• _TEXT SEGMENT_
%%
Exodus 20:1-4, 7-9, 12-20
I don’t like to spend a lot of time on the most famous passages, because there is so much else said about them. For the commandments, you may have heard; it’s not actually “10”, take a look, they aren’t listed in the way you see them in posters or monuments. There is more than one set of “10”. If they are such a great set of values to live by, why not also say “don’t rape babies” or “slavery is not good”? There are 613 commandments in the Old Testament, why are these 10 so special?The next chapter addresses the slavery issue, telling you how to beat them and how to sell your daughter. And after those laws are discussed, Moses orders the killing of 3,000 in chapter 32, one of the most brutal set of verses in the Bible.
So this is not a story about doing the right thing. It’s not a higher law that did not occur to human beings before it came down from the mountain. What it is, is revealed throughout the rest of history up to how it is viewed and used today.
Isaiah 5:1-7
This story, or song, sets us up for Matthew parable. We see the vineyard is a representation of Israel and the people of Judah have done a poor job of tending to it. So, he will let it go, and not even rain on it. If this is said to be a love song, it is some kind of tough love.Matthew 21:33-46
This is the second parable in a row from Matthew, from a set of three, that challenge the leadership’s understanding of God’s activity in the world. This one is pretty gruesome. It should challenge your sense of right and wrong on a gut level. You might try pausing at verse 40 and thinking about what is going on. Try answering the question of what the owner will do. Do you see the tenants as the evil ones, not letting the landowner get his profits? Or do you see the landowner as an absentee capitalist, who sends slaves to be killed.Just take a few minutes.
It might be interesting to know that this text has been used as proof text for anti-Semitism. The Pharisees, that is, the Jewish elite, realize this story is about them, at least that is what we are told. I’m not sure how the author could have known that. There’s no indication that he later interviewed them and there are no documents that show they went back to their office and relayed this story to their superiors. But, it’s a story. Let’s assume that we can read their minds as a writer using the 3rd person omniscient style would, or that we would have seen this in their expressions if we were there.
So, the Jews are the wicked tenants, wreaking havoc on the servants and the son. And from that we get centuries of war between two major religions. But if we reject that, then who did wreak that havoc? Was it us? The common sinners? This would be a common option of putting God in the position of whoever is the highest authority person in the parable, in this case the landowner. He’s persistent; he tries to trust the tenants no matter what. And they keep sinning. Then God comes and fixes everything. I can never quite make that work.
%%
• _RECORDS SUPPLIED_
%%
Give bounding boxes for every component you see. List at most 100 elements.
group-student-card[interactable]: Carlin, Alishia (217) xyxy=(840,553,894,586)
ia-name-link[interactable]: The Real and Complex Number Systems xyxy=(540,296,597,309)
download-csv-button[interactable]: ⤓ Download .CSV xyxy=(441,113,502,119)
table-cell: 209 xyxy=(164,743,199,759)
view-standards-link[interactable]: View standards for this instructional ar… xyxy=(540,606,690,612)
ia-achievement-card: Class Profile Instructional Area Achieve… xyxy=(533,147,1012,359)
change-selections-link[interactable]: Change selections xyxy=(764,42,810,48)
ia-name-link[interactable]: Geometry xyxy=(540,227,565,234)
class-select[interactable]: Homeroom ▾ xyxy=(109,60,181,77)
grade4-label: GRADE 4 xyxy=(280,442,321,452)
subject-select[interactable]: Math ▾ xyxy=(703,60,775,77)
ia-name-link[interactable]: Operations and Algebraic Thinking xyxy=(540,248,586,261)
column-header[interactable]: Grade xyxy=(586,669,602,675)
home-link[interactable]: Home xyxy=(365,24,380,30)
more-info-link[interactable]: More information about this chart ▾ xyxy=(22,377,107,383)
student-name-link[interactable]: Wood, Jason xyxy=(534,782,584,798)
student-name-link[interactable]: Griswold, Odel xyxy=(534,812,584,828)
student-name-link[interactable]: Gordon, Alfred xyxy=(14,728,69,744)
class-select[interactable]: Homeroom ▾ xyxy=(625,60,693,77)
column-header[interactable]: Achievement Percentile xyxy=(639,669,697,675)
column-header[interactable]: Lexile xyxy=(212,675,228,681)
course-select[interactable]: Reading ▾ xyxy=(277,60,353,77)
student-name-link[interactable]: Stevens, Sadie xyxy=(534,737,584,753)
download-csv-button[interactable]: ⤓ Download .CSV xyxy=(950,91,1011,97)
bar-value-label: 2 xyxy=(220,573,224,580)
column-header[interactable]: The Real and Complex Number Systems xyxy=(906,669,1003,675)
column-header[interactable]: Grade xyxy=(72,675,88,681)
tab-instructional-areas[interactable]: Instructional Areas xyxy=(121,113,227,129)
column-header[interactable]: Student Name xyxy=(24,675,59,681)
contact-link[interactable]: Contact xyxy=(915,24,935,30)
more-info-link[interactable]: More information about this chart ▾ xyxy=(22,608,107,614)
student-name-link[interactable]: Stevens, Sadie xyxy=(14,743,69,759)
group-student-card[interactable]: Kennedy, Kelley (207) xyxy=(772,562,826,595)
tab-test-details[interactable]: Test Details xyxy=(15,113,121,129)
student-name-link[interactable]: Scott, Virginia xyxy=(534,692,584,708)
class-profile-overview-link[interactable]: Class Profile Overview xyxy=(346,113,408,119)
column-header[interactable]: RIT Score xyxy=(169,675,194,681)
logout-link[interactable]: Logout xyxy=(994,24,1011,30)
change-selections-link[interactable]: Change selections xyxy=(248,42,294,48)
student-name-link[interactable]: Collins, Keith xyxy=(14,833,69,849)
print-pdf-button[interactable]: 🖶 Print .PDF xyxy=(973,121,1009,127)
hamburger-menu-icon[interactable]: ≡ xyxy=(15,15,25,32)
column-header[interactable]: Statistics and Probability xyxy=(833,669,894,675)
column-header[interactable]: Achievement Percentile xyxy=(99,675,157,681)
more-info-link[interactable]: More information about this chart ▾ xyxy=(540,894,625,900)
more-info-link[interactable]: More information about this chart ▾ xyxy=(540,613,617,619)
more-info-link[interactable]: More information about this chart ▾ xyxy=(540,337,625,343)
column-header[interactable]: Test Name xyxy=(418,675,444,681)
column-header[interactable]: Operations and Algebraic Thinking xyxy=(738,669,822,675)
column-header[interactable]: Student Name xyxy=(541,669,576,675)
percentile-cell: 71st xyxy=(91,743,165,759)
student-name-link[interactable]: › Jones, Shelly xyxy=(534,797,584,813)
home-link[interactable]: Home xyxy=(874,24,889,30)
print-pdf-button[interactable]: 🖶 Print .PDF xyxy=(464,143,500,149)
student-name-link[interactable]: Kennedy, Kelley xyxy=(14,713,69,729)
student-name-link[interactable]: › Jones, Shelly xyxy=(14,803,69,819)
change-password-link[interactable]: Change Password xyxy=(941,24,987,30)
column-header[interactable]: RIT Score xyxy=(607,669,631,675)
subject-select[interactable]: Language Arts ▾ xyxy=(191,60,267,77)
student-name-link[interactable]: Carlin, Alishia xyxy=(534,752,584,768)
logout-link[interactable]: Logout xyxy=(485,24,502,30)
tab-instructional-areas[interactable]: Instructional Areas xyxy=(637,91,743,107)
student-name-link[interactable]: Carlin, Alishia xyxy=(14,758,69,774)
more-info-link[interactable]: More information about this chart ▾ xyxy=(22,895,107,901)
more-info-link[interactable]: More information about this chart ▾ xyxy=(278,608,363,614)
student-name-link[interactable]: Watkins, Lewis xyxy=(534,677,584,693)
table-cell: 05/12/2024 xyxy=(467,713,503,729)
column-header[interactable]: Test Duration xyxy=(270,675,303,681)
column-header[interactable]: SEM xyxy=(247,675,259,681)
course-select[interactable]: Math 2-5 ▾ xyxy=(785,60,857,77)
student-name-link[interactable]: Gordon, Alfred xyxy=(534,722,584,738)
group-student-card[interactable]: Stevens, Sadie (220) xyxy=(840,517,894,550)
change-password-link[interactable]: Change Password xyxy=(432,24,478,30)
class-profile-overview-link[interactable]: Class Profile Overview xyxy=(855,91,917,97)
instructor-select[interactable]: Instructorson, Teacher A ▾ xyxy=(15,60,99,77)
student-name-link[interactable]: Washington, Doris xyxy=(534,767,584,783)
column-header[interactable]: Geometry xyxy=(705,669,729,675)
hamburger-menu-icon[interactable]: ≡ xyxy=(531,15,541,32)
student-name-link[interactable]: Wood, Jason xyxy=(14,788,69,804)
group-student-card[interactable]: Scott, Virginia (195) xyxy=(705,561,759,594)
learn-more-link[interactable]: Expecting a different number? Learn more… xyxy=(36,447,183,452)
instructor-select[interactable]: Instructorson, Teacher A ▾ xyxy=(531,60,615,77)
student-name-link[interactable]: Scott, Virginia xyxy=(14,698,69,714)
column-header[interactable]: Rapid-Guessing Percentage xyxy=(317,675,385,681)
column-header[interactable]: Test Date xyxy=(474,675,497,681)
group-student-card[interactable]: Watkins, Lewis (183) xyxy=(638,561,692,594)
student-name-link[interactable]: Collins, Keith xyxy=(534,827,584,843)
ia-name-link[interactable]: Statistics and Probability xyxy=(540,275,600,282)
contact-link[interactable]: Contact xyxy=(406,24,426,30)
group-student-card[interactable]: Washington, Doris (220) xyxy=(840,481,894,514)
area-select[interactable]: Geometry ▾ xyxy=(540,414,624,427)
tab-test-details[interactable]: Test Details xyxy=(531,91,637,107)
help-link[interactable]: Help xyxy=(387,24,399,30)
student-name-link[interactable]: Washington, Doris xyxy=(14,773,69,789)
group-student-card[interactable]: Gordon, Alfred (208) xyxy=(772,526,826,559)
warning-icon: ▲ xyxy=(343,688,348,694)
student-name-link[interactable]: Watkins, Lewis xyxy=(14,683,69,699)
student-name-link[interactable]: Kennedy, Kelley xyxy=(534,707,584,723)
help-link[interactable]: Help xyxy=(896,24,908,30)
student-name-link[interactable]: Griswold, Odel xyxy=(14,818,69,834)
%%
• _QUESTIONS TO ANSWER_
1 > Can you sum up the commentary on the Exodus, Isaiah and Matthew readings in two sentences?
2 > Could you continue the commentary on the Exodus, Isaiah and Matthew readings, picking up right after its final sentence?

• _RESPONSES PER TASK_
1 > The commentary asks why the Exodus commandments, which are not actually listed as a neat ten, should be special among the Old Testament's 613 commandments, noting that the next chapter covers slavery and that Moses later orders the killing of 3,000. It then reads the Isaiah vineyard song as a setup for Matthew's gruesome parable of the tenants, which has been used as a proof text for anti-Semitism, and the writer says the reading that puts God in the landowner's place never quite works.

2 >
When the parable is being explained, in the verses after the Pharisees give the wrong answer, he says “the kingdom”. So the vineyard is the kingdom, which at this point in time is Israel, centered in Jerusalem. And it will be given to an egalitarian people, who will produce fruits. So, there is a replacement of people, like the Pharisees said, but not just a turnover of employees, it’s a different type of people. The one group, the killers and stoners, were leasing the vineyard. They took the owner’s son outside of the kingdom and killed him, probably a reference to Jesus being crucified outside of Jerusalem. Now it is to be “given to a people.”
In explaining this, Jesus also references Psalm 118, “the stone which the builders rejected”. This is a deeper meaning of the gospel story. To be a proper sacrifice that would heal the kingdom, He had to be rejected. The current evil tenants had to be the ones who carried out the deed. The stone falls, killing the evil with it, and is then put in its proper place as a cornerstone. This reference puts the story firmly in the world of mythology, not just a wag of the finger at the evil Jews.
It doesn’t really make God any nicer either. He is still in charge, and still defines righteousness. The “wretches would be put to death”, as the Pharisees said, but the result of that is corrected by putting it in its proper scriptural context. It depends at least in part on what kind of God you think you have. If you think He is just and merciful, this parable could tell you that will happen and it will continue to be that way forever. If you think of God as full of wrath, you could take this parable as verification of that too.